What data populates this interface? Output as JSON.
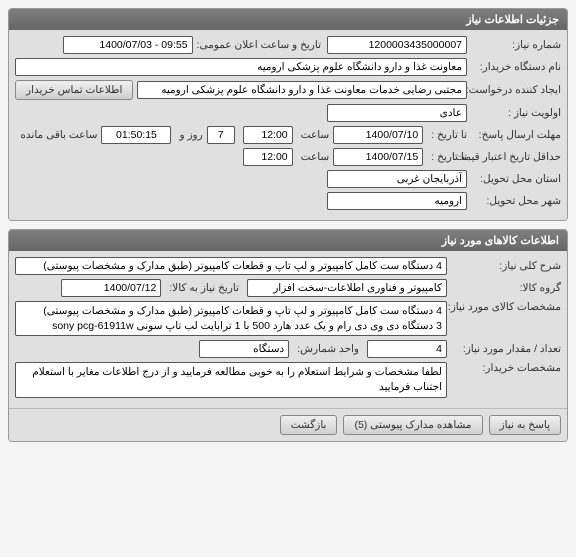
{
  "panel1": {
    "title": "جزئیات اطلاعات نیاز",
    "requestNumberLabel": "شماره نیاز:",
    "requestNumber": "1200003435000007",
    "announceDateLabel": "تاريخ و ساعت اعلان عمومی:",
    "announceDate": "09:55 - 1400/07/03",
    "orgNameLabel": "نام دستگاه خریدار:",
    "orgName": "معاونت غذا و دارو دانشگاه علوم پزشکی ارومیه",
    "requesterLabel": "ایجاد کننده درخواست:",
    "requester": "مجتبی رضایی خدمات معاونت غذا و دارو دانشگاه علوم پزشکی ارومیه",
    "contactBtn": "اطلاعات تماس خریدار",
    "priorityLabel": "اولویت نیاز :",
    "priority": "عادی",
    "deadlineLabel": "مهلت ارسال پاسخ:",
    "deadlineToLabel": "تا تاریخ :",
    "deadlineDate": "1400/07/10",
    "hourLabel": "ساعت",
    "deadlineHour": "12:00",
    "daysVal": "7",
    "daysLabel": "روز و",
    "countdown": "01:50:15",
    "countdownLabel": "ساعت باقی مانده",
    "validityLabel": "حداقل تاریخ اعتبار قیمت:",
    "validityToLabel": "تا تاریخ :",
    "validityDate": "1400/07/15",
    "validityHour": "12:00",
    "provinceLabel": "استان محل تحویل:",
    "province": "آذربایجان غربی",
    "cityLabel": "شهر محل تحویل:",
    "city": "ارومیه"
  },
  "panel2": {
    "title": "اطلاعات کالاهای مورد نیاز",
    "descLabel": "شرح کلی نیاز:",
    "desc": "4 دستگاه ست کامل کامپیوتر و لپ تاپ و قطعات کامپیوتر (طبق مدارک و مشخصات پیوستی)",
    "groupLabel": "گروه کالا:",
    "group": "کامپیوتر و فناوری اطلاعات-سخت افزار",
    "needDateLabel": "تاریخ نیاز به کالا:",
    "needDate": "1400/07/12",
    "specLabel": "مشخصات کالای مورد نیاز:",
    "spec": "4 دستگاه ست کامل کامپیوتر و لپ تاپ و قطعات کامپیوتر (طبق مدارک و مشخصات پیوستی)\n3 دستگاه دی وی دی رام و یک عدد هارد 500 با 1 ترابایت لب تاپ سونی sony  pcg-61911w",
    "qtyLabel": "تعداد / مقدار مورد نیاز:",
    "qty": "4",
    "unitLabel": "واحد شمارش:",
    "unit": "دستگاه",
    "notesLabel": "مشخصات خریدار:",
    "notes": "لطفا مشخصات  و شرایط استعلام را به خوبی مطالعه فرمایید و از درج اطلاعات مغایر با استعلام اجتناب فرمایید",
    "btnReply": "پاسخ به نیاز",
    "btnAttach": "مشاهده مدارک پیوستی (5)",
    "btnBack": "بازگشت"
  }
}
══════════
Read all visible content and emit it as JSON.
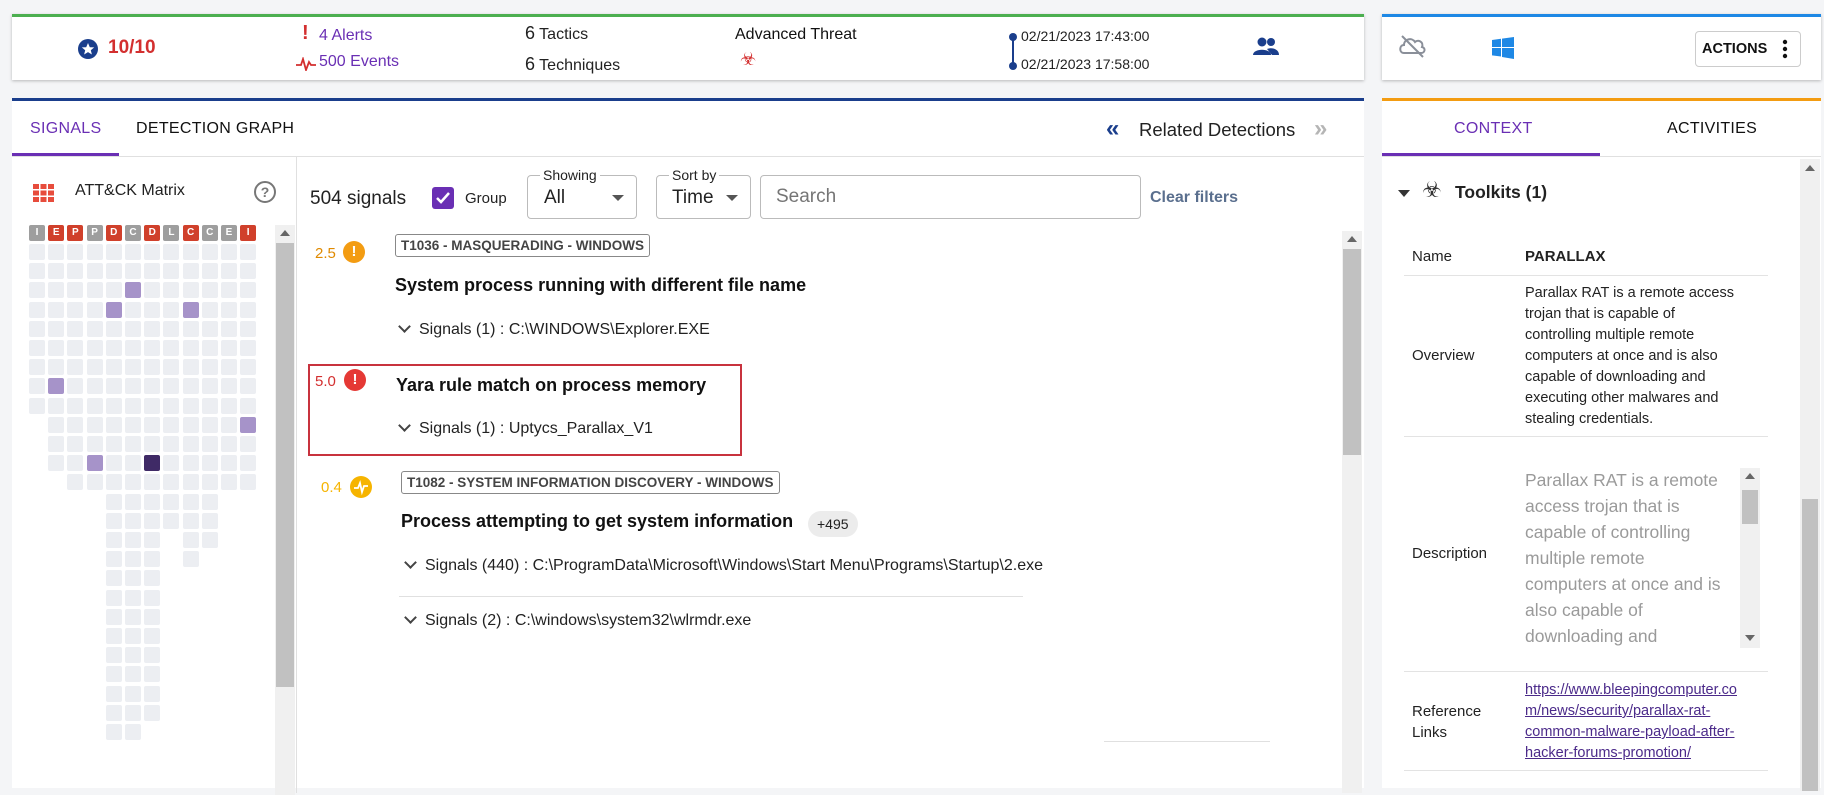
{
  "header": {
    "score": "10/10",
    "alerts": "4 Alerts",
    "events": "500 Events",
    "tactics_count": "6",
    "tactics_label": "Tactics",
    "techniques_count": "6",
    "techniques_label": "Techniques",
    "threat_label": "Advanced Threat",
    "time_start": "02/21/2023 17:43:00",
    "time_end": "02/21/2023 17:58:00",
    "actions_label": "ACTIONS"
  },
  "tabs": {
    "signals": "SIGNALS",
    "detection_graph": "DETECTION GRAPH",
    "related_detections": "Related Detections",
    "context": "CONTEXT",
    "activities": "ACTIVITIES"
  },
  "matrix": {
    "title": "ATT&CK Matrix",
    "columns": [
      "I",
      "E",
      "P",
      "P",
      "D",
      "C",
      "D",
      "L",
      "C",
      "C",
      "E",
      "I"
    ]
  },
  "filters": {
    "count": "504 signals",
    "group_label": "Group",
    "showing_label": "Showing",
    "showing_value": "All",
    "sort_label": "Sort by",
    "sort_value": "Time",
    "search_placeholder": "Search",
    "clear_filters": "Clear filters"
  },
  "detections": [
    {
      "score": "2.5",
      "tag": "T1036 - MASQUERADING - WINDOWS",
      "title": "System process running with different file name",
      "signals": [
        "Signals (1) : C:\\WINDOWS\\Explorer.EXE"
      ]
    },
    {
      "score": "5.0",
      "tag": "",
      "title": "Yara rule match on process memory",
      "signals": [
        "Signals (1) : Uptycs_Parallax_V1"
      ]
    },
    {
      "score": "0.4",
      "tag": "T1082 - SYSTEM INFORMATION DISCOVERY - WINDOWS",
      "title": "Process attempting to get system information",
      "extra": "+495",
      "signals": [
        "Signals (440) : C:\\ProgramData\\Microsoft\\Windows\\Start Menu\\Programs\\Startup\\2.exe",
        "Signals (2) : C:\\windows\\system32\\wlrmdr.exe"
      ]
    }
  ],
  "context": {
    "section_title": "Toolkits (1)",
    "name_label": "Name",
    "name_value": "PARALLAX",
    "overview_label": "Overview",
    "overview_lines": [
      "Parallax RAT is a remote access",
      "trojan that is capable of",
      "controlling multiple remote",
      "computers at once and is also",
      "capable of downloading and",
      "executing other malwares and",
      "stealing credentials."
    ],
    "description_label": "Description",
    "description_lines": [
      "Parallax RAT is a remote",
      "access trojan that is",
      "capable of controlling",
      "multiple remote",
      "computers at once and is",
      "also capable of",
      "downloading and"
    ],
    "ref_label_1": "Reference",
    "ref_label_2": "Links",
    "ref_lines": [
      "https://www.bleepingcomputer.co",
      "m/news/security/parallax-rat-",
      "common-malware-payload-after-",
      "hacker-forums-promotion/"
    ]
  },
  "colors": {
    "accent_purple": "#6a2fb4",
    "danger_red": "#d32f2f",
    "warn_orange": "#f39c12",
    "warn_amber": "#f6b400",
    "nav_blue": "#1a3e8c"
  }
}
══════════
Tally the lines of the listing above that include the word "capable". Answer with the number alone.

4